— START Supplied data —

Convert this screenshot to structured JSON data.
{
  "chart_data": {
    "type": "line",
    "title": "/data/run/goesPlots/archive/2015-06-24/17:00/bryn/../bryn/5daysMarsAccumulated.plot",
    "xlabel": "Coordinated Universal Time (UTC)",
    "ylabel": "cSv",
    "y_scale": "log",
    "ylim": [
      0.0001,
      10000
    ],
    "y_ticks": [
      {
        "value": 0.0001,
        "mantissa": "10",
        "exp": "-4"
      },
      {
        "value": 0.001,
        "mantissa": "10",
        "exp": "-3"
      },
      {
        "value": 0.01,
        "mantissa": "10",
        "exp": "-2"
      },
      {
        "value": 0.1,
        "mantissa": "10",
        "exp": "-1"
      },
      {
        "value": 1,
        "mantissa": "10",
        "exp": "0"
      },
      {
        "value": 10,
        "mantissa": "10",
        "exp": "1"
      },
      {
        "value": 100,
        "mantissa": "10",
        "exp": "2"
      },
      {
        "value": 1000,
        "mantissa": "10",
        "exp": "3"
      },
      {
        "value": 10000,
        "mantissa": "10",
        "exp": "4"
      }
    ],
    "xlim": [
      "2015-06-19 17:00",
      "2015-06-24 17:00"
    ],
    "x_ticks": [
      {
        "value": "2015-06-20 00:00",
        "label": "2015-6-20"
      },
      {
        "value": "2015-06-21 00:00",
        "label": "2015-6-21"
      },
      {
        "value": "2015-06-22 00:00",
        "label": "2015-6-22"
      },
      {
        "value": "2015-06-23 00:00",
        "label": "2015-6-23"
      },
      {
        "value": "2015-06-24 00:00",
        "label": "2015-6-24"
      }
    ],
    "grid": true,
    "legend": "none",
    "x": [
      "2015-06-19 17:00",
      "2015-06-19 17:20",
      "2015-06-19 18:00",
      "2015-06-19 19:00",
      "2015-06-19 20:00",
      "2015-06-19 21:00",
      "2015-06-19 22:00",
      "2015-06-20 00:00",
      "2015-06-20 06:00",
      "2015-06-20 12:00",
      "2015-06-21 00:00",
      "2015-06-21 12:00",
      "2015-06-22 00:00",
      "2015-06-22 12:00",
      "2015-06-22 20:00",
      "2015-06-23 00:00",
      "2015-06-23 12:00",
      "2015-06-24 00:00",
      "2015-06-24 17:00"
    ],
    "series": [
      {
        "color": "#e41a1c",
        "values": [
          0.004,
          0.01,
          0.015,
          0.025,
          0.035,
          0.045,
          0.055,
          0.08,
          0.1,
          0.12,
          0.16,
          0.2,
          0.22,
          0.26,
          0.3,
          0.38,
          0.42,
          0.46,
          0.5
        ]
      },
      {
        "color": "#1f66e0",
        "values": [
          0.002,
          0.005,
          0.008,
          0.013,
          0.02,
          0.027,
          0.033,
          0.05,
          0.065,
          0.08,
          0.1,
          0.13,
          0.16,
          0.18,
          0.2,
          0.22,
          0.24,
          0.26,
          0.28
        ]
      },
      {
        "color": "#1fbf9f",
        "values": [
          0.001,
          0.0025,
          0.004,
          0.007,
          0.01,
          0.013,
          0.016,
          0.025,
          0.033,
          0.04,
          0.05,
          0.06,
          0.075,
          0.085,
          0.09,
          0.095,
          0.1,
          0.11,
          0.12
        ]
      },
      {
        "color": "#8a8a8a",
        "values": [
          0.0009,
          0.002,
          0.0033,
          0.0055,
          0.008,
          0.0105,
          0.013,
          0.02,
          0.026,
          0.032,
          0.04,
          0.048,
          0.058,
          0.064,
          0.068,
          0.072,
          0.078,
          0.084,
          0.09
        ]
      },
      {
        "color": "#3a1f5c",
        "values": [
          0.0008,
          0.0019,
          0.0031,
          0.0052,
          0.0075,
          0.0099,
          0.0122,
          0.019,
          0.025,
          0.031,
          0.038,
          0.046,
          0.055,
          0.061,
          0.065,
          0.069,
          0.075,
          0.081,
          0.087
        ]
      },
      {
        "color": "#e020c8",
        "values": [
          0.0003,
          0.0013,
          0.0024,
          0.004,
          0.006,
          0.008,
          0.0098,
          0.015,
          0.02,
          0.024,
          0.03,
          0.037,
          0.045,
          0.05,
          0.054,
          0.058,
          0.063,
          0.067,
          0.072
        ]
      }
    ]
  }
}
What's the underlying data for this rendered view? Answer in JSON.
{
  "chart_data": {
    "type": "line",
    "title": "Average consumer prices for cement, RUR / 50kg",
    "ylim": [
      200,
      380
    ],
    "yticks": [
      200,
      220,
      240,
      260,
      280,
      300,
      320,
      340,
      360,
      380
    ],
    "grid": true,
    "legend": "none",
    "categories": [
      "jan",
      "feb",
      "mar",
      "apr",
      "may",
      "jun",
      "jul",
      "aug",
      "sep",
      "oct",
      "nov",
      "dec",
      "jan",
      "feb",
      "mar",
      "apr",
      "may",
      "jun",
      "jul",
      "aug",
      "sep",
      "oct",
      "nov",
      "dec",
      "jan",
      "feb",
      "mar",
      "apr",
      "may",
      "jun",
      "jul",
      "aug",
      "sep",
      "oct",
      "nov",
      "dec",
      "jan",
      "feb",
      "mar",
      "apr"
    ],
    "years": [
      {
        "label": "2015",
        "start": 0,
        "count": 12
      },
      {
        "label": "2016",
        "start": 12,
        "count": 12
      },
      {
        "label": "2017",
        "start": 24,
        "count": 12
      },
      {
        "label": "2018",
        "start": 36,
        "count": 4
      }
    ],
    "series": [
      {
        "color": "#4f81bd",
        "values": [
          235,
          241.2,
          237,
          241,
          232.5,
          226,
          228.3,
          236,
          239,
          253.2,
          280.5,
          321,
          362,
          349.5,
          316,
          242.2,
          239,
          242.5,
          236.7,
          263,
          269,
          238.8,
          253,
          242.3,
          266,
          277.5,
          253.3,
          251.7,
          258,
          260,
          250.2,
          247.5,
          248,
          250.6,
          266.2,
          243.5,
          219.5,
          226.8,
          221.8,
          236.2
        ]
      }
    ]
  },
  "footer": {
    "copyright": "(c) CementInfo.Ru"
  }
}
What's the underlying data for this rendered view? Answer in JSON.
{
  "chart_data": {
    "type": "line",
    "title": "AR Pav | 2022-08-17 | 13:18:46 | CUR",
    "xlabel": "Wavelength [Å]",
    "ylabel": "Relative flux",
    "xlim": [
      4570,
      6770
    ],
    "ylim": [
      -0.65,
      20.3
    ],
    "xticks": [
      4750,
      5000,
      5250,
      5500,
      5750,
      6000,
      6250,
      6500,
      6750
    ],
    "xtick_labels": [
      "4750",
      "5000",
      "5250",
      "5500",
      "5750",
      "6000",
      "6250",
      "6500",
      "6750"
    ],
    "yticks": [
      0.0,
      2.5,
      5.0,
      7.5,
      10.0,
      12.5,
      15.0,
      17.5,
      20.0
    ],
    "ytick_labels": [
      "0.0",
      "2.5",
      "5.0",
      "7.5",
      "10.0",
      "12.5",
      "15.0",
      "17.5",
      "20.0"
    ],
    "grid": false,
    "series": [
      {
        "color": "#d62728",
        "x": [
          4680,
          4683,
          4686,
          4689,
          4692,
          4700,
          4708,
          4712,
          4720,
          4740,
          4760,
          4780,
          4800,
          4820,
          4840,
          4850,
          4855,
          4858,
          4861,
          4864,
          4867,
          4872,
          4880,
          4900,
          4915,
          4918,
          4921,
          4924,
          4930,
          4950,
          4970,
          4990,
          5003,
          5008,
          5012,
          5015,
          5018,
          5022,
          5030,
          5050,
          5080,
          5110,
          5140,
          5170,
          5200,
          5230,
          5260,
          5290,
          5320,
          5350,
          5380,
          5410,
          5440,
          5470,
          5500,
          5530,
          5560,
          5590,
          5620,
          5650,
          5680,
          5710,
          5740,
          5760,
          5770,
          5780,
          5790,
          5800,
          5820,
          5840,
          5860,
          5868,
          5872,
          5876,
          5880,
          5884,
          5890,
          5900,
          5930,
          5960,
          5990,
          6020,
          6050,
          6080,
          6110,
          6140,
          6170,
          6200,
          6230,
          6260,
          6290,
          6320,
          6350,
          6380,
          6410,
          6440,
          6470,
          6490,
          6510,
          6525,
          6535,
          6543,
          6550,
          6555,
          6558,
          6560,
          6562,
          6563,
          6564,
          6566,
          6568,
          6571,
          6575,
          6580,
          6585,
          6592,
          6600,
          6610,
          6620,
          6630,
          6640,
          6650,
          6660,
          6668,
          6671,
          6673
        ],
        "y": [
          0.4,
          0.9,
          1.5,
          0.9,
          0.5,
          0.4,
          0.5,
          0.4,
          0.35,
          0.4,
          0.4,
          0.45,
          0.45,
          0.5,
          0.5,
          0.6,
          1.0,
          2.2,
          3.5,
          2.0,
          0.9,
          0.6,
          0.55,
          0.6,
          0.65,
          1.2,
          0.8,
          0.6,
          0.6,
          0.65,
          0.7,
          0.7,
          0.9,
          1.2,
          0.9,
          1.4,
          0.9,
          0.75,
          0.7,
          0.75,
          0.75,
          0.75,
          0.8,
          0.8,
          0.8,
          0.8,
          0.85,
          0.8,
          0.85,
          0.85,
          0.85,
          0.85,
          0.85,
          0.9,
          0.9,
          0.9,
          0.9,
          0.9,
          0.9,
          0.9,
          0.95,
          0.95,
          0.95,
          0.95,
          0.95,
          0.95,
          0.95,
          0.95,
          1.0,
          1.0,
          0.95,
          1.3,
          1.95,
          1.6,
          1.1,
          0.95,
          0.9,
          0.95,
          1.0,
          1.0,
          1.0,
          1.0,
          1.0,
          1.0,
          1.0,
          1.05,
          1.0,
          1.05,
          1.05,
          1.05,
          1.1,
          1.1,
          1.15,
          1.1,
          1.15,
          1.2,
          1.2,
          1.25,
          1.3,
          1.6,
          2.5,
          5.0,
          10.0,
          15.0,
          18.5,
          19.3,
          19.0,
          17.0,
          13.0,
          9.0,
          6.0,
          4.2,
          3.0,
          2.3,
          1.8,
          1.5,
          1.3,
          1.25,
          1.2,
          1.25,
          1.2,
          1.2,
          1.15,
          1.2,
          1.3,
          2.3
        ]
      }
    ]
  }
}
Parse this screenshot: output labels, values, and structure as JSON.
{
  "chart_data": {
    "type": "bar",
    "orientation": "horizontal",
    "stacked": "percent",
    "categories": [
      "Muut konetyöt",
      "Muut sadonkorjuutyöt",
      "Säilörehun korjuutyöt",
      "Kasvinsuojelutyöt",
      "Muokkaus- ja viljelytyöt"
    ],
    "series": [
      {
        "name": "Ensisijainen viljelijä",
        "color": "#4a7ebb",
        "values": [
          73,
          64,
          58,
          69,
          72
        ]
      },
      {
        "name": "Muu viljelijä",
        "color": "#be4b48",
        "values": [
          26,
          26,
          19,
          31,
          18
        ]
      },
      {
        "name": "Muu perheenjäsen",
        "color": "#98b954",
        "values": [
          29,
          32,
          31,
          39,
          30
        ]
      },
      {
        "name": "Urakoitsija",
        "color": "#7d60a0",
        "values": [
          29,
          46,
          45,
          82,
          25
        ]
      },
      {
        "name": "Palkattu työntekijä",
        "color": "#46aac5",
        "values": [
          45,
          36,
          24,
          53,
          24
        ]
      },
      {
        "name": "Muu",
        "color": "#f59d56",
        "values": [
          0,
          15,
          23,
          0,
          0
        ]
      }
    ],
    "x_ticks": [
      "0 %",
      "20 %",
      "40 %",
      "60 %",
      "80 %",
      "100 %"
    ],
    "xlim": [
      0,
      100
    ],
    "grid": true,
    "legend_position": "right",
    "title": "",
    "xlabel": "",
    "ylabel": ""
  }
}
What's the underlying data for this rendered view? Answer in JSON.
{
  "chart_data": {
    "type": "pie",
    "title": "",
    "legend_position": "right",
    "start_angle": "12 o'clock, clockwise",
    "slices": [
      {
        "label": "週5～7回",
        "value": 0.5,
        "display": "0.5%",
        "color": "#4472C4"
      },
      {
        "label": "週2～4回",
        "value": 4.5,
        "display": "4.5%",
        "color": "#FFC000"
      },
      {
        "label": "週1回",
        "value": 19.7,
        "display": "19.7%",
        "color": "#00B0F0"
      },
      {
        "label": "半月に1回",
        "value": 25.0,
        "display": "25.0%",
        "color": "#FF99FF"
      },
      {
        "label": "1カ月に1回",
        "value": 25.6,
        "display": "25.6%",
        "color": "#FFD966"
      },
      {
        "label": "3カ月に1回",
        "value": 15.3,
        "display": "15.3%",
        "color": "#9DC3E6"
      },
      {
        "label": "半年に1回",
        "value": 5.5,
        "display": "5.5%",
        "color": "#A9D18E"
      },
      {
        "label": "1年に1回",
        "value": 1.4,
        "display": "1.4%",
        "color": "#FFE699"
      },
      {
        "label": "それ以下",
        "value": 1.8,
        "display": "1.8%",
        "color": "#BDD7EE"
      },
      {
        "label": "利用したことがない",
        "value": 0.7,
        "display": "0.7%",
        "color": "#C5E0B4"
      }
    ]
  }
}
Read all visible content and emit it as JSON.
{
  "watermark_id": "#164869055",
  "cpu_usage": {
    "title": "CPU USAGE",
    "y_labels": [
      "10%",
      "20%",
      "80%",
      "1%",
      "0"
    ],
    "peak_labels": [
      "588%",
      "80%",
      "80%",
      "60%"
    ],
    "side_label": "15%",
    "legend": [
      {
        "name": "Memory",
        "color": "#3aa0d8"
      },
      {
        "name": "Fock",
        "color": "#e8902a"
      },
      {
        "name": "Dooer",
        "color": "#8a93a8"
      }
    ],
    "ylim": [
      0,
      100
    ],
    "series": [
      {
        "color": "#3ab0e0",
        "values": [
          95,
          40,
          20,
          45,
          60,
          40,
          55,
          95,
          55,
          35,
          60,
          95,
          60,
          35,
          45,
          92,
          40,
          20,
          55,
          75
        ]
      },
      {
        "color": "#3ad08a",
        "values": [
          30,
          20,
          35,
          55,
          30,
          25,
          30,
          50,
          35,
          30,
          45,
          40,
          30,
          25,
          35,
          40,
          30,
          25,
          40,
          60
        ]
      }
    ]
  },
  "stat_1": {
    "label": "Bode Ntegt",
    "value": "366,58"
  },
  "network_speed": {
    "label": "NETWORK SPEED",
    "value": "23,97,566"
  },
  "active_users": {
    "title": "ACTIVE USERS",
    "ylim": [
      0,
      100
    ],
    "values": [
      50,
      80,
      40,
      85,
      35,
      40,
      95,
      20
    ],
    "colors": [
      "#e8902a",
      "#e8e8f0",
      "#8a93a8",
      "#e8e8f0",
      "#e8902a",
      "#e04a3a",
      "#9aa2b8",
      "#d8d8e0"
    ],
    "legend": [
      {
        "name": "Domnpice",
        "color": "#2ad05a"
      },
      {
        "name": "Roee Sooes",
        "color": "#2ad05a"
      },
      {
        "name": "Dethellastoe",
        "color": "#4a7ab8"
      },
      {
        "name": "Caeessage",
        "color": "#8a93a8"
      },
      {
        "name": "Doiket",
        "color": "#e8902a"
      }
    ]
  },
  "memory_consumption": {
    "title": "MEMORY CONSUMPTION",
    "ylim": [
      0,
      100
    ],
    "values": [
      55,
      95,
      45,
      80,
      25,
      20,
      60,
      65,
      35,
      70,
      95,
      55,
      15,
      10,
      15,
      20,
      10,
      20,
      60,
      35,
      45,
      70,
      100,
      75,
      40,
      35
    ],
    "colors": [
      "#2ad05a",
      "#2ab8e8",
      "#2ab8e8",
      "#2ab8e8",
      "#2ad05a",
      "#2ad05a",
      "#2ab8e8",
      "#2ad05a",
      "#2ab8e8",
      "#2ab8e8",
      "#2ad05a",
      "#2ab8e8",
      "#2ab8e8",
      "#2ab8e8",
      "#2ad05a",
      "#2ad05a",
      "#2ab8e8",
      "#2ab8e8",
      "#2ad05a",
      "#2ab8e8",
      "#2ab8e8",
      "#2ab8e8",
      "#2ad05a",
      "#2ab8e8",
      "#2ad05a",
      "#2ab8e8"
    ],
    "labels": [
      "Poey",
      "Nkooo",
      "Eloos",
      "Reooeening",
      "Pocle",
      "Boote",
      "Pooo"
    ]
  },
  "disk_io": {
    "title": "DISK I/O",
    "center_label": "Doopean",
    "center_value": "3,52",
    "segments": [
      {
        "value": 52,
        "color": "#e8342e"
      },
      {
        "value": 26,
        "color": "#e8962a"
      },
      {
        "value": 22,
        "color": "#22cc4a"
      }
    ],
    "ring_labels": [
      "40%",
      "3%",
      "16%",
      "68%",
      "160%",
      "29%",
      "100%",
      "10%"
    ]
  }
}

— END Supplied data —

● **Work to complete**
Extract every line above containing the word "ylabel".

● **Answer for the task**
    "ylabel": "cSv",
    "ylabel": "Relative flux",
    "ylabel": ""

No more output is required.